* Brief:
In the data below, locate each line with the word "voice" and list it.

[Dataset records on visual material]
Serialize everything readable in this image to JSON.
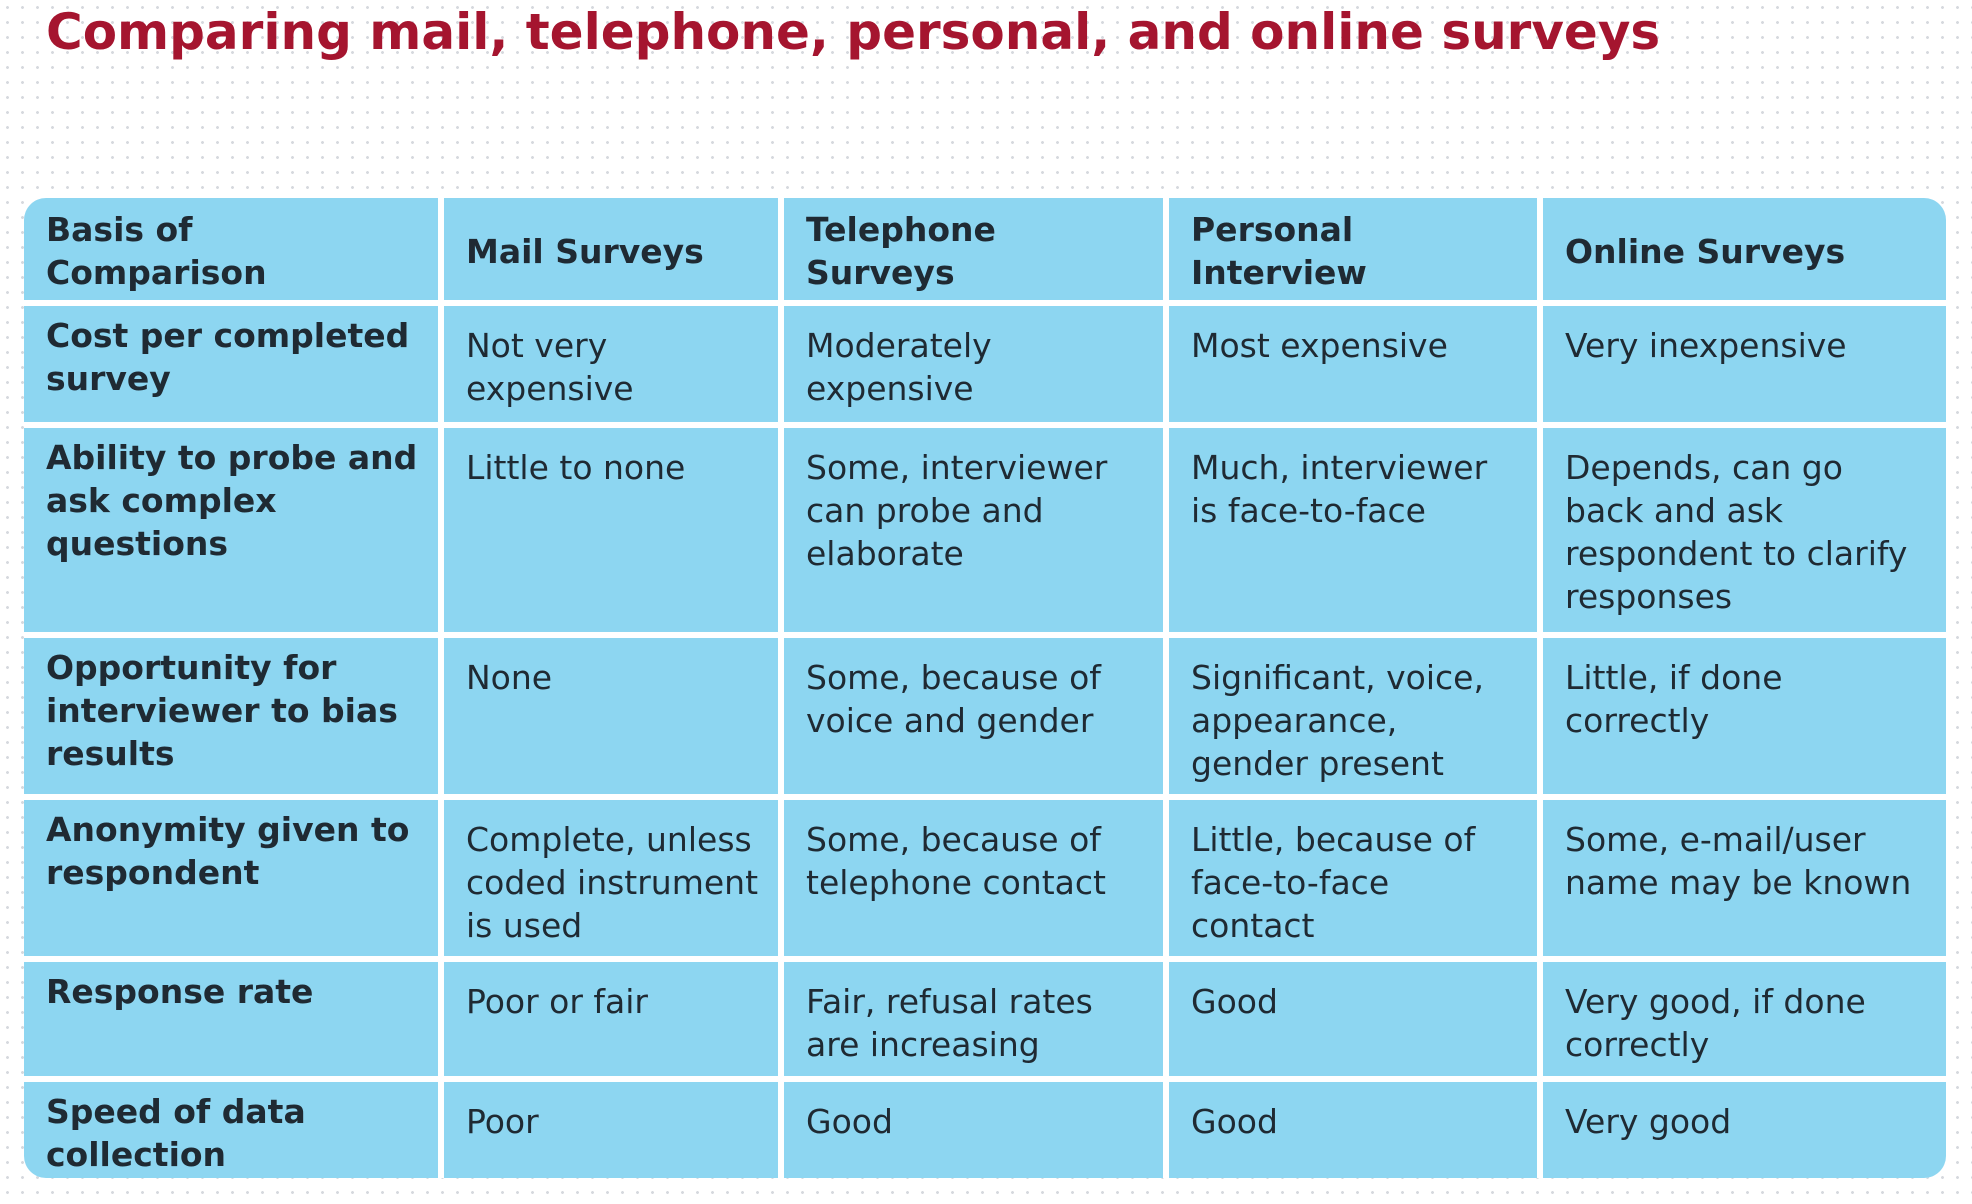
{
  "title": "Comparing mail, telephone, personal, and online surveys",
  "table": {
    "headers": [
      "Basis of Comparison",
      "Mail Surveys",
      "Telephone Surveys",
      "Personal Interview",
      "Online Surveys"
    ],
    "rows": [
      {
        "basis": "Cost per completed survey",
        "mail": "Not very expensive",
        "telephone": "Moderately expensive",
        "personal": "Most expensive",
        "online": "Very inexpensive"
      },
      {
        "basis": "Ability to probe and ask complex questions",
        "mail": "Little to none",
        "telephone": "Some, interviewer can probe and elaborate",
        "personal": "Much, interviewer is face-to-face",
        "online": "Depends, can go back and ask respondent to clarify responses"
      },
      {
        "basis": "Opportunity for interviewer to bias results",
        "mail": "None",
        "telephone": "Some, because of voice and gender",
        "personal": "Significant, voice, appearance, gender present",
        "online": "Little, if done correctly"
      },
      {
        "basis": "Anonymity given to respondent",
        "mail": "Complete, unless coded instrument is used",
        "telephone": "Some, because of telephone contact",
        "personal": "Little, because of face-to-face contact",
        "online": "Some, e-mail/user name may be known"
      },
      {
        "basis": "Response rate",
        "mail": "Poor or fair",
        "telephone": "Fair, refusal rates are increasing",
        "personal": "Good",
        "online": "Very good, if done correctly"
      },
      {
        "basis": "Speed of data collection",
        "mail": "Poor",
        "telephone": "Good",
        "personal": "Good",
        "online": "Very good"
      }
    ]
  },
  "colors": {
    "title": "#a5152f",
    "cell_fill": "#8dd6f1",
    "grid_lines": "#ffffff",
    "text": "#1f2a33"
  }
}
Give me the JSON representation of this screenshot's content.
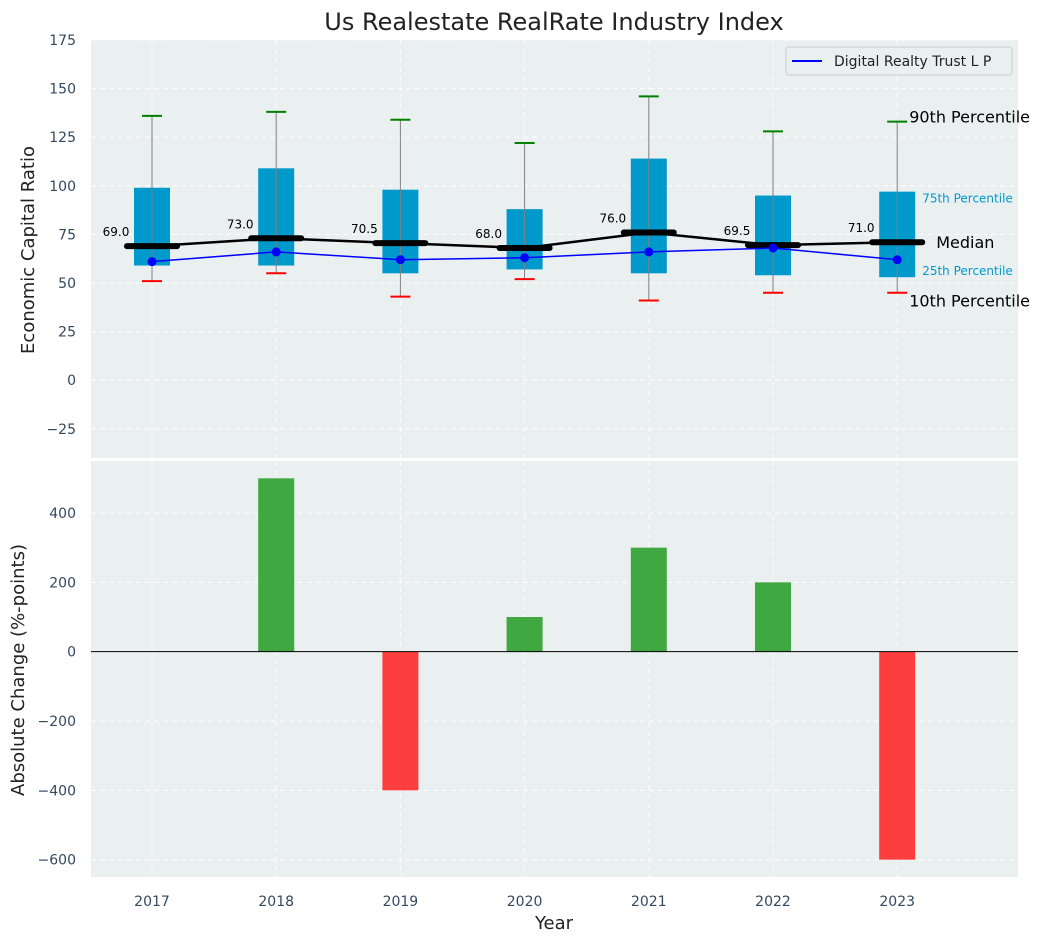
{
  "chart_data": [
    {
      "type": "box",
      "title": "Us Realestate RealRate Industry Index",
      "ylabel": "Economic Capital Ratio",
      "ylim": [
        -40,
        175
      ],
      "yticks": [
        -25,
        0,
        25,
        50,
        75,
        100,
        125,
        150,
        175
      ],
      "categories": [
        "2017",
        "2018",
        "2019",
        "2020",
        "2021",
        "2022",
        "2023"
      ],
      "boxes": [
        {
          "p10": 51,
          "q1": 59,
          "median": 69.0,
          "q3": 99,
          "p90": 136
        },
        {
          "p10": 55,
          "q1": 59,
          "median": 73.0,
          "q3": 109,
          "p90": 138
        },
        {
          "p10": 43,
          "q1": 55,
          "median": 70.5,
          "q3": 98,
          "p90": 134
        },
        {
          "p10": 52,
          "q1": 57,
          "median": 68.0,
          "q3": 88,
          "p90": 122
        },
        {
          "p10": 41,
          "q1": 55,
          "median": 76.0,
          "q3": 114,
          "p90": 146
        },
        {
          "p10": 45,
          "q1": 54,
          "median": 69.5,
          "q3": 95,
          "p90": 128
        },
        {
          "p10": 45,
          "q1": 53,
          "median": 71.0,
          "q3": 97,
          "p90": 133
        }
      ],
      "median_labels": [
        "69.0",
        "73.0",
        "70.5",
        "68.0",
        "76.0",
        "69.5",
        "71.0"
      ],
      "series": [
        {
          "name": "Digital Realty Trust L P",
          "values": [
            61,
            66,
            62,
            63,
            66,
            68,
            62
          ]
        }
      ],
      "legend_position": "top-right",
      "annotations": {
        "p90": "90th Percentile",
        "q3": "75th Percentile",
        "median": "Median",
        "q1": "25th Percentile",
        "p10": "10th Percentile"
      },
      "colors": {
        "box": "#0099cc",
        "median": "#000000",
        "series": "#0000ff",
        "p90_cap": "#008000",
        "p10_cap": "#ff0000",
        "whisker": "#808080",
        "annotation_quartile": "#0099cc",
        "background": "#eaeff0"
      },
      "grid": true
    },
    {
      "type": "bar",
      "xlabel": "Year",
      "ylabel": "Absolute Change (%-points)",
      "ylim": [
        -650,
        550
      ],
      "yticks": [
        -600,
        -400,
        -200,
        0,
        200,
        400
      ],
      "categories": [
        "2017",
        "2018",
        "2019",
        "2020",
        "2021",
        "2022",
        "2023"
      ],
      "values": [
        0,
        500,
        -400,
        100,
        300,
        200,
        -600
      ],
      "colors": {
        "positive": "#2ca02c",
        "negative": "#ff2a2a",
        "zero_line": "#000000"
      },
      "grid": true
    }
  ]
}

* Exercise solution:
        "telephone": "Some, because of voice and gender",
        "personal": "Significant, voice, appearance, gender present",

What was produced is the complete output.